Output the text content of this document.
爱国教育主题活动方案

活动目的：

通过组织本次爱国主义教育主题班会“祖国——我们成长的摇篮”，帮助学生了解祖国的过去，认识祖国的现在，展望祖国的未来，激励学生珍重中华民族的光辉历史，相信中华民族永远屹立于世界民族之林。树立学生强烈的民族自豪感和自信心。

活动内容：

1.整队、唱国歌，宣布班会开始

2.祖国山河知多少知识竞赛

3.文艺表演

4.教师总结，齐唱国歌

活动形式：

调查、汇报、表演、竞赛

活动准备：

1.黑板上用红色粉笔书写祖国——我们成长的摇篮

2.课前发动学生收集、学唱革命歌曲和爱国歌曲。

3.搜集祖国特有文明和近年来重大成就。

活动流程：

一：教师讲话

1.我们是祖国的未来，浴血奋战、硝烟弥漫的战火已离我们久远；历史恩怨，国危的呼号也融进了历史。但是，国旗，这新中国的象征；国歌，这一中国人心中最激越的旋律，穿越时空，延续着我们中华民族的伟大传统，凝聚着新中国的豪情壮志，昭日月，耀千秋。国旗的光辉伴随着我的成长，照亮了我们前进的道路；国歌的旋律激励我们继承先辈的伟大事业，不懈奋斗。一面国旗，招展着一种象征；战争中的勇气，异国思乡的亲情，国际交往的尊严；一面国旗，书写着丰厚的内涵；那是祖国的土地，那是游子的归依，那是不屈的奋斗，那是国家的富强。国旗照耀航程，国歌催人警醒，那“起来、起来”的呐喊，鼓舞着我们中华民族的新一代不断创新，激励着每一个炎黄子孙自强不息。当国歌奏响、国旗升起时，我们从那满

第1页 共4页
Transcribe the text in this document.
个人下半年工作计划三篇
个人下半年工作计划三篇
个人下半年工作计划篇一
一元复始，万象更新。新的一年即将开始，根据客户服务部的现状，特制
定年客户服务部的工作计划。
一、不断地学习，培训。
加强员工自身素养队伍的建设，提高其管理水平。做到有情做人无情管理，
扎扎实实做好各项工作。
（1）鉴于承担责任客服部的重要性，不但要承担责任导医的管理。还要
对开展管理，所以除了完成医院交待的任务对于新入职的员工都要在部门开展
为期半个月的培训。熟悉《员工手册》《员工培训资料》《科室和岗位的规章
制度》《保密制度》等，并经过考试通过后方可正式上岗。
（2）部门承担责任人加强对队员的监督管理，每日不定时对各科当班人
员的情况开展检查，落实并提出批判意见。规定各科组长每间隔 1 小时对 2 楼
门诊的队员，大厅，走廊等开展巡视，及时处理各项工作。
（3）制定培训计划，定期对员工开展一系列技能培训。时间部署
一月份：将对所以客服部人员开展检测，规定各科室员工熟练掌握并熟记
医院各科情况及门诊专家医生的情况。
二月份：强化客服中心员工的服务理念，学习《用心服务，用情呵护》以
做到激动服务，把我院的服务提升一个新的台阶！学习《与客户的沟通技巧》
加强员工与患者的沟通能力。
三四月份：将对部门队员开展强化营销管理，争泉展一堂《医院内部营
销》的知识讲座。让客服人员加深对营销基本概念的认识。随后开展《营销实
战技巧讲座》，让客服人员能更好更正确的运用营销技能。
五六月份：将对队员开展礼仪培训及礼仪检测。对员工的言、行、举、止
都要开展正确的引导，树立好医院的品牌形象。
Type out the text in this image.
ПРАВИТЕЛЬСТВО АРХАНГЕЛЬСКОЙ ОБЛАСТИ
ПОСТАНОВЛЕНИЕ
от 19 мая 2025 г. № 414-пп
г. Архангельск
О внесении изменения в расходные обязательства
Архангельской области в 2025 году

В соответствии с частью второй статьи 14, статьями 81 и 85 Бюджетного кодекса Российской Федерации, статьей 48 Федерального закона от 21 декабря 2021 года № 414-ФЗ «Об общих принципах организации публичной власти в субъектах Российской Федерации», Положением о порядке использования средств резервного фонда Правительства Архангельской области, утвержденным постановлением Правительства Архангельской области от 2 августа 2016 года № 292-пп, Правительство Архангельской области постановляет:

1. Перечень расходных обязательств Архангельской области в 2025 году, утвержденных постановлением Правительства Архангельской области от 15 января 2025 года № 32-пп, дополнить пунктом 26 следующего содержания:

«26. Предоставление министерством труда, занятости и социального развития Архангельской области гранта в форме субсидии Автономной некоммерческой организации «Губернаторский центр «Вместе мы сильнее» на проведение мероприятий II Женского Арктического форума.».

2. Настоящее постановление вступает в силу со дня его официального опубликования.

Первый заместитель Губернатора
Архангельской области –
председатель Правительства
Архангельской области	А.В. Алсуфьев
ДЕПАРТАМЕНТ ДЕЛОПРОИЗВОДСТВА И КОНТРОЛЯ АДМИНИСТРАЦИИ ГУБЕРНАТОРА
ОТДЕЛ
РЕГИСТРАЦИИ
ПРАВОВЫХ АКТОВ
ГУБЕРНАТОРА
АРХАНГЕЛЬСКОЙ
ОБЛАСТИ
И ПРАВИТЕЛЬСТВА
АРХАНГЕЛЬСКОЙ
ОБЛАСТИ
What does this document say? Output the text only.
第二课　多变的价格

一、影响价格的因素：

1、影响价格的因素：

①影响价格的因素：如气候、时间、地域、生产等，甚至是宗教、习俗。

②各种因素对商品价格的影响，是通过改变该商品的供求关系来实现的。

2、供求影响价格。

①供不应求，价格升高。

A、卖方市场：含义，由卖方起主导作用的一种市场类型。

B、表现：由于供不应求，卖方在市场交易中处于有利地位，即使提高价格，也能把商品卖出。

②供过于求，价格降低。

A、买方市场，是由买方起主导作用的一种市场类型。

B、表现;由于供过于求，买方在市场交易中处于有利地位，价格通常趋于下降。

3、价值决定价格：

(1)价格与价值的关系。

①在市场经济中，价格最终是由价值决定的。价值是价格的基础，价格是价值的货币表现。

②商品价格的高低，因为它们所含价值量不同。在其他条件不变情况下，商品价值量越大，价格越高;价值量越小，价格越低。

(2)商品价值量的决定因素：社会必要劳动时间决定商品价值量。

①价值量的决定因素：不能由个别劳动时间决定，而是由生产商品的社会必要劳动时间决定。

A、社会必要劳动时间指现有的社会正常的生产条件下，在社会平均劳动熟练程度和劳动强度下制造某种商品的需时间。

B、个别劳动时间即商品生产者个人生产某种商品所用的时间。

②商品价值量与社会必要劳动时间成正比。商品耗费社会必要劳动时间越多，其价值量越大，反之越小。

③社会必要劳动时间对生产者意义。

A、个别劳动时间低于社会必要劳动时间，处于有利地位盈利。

++++++++++++++++++++

* [The problem]
Copy every record exactly, with nothing added or dropped.

* [Final result]
Output the text content of this document.
爱国教育主题活动方案

活动目的：

通过组织本次爱国主义教育主题班会“祖国——我们成长的摇篮”，帮助学生了解祖国的过去，认识祖国的现在，展望祖国的未来，激励学生珍重中华民族的光辉历史，相信中华民族永远屹立于世界民族之林。树立学生强烈的民族自豪感和自信心。

活动内容：

1.整队、唱国歌，宣布班会开始

2.祖国山河知多少知识竞赛

3.文艺表演

4.教师总结，齐唱国歌

活动形式：

调查、汇报、表演、竞赛

活动准备：

1.黑板上用红色粉笔书写祖国——我们成长的摇篮

2.课前发动学生收集、学唱革命歌曲和爱国歌曲。

3.搜集祖国特有文明和近年来重大成就。

活动流程：

一：教师讲话

1.我们是祖国的未来，浴血奋战、硝烟弥漫的战火已离我们久远；历史恩怨，国危的呼号也融进了历史。但是，国旗，这新中国的象征；国歌，这一中国人心中最激越的旋律，穿越时空，延续着我们中华民族的伟大传统，凝聚着新中国的豪情壮志，昭日月，耀千秋。国旗的光辉伴随着我的成长，照亮了我们前进的道路；国歌的旋律激励我们继承先辈的伟大事业，不懈奋斗。一面国旗，招展着一种象征；战争中的勇气，异国思乡的亲情，国际交往的尊严；一面国旗，书写着丰厚的内涵；那是祖国的土地，那是游子的归依，那是不屈的奋斗，那是国家的富强。国旗照耀航程，国歌催人警醒，那“起来、起来”的呐喊，鼓舞着我们中华民族的新一代不断创新，激励着每一个炎黄子孙自强不息。当国歌奏响、国旗升起时，我们从那满

第1页 共4页
Transcribe the text in this document.
个人下半年工作计划三篇
个人下半年工作计划三篇
个人下半年工作计划篇一
一元复始，万象更新。新的一年即将开始，根据客户服务部的现状，特制
定年客户服务部的工作计划。
一、不断地学习，培训。
加强员工自身素养队伍的建设，提高其管理水平。做到有情做人无情管理，
扎扎实实做好各项工作。
（1）鉴于承担责任客服部的重要性，不但要承担责任导医的管理。还要
对开展管理，所以除了完成医院交待的任务对于新入职的员工都要在部门开展
为期半个月的培训。熟悉《员工手册》《员工培训资料》《科室和岗位的规章
制度》《保密制度》等，并经过考试通过后方可正式上岗。
（2）部门承担责任人加强对队员的监督管理，每日不定时对各科当班人
员的情况开展检查，落实并提出批判意见。规定各科组长每间隔 1 小时对 2 楼
门诊的队员，大厅，走廊等开展巡视，及时处理各项工作。
（3）制定培训计划，定期对员工开展一系列技能培训。时间部署
一月份：将对所以客服部人员开展检测，规定各科室员工熟练掌握并熟记
医院各科情况及门诊专家医生的情况。
二月份：强化客服中心员工的服务理念，学习《用心服务，用情呵护》以
做到激动服务，把我院的服务提升一个新的台阶！学习《与客户的沟通技巧》
加强员工与患者的沟通能力。
三四月份：将对部门队员开展强化营销管理，争泉展一堂《医院内部营
销》的知识讲座。让客服人员加深对营销基本概念的认识。随后开展《营销实
战技巧讲座》，让客服人员能更好更正确的运用营销技能。
五六月份：将对队员开展礼仪培训及礼仪检测。对员工的言、行、举、止
都要开展正确的引导，树立好医院的品牌形象。
Type out the text in this image.
ПРАВИТЕЛЬСТВО АРХАНГЕЛЬСКОЙ ОБЛАСТИ
ПОСТАНОВЛЕНИЕ
от 19 мая 2025 г. № 414-пп
г. Архангельск
О внесении изменения в расходные обязательства
Архангельской области в 2025 году

В соответствии с частью второй статьи 14, статьями 81 и 85 Бюджетного кодекса Российской Федерации, статьей 48 Федерального закона от 21 декабря 2021 года № 414-ФЗ «Об общих принципах организации публичной власти в субъектах Российской Федерации», Положением о порядке использования средств резервного фонда Правительства Архангельской области, утвержденным постановлением Правительства Архангельской области от 2 августа 2016 года № 292-пп, Правительство Архангельской области постановляет:

1. Перечень расходных обязательств Архангельской области в 2025 году, утвержденных постановлением Правительства Архангельской области от 15 января 2025 года № 32-пп, дополнить пунктом 26 следующего содержания:

«26. Предоставление министерством труда, занятости и социального развития Архангельской области гранта в форме субсидии Автономной некоммерческой организации «Губернаторский центр «Вместе мы сильнее» на проведение мероприятий II Женского Арктического форума.».

2. Настоящее постановление вступает в силу со дня его официального опубликования.

Первый заместитель Губернатора
Архангельской области –
председатель Правительства
Архангельской области	А.В. Алсуфьев
ДЕПАРТАМЕНТ ДЕЛОПРОИЗВОДСТВА И КОНТРОЛЯ АДМИНИСТРАЦИИ ГУБЕРНАТОРА
ОТДЕЛ
РЕГИСТРАЦИИ
ПРАВОВЫХ АКТОВ
ГУБЕРНАТОРА
АРХАНГЕЛЬСКОЙ
ОБЛАСТИ
И ПРАВИТЕЛЬСТВА
АРХАНГЕЛЬСКОЙ
ОБЛАСТИ
What does this document say? Output the text only.
第二课　多变的价格

一、影响价格的因素：

1、影响价格的因素：

①影响价格的因素：如气候、时间、地域、生产等，甚至是宗教、习俗。

②各种因素对商品价格的影响，是通过改变该商品的供求关系来实现的。

2、供求影响价格。

①供不应求，价格升高。

A、卖方市场：含义，由卖方起主导作用的一种市场类型。

B、表现：由于供不应求，卖方在市场交易中处于有利地位，即使提高价格，也能把商品卖出。

②供过于求，价格降低。

A、买方市场，是由买方起主导作用的一种市场类型。

B、表现;由于供过于求，买方在市场交易中处于有利地位，价格通常趋于下降。

3、价值决定价格：

(1)价格与价值的关系。

①在市场经济中，价格最终是由价值决定的。价值是价格的基础，价格是价值的货币表现。

②商品价格的高低，因为它们所含价值量不同。在其他条件不变情况下，商品价值量越大，价格越高;价值量越小，价格越低。

(2)商品价值量的决定因素：社会必要劳动时间决定商品价值量。

①价值量的决定因素：不能由个别劳动时间决定，而是由生产商品的社会必要劳动时间决定。

A、社会必要劳动时间指现有的社会正常的生产条件下，在社会平均劳动熟练程度和劳动强度下制造某种商品的需时间。

B、个别劳动时间即商品生产者个人生产某种商品所用的时间。

②商品价值量与社会必要劳动时间成正比。商品耗费社会必要劳动时间越多，其价值量越大，反之越小。

③社会必要劳动时间对生产者意义。

A、个别劳动时间低于社会必要劳动时间，处于有利地位盈利。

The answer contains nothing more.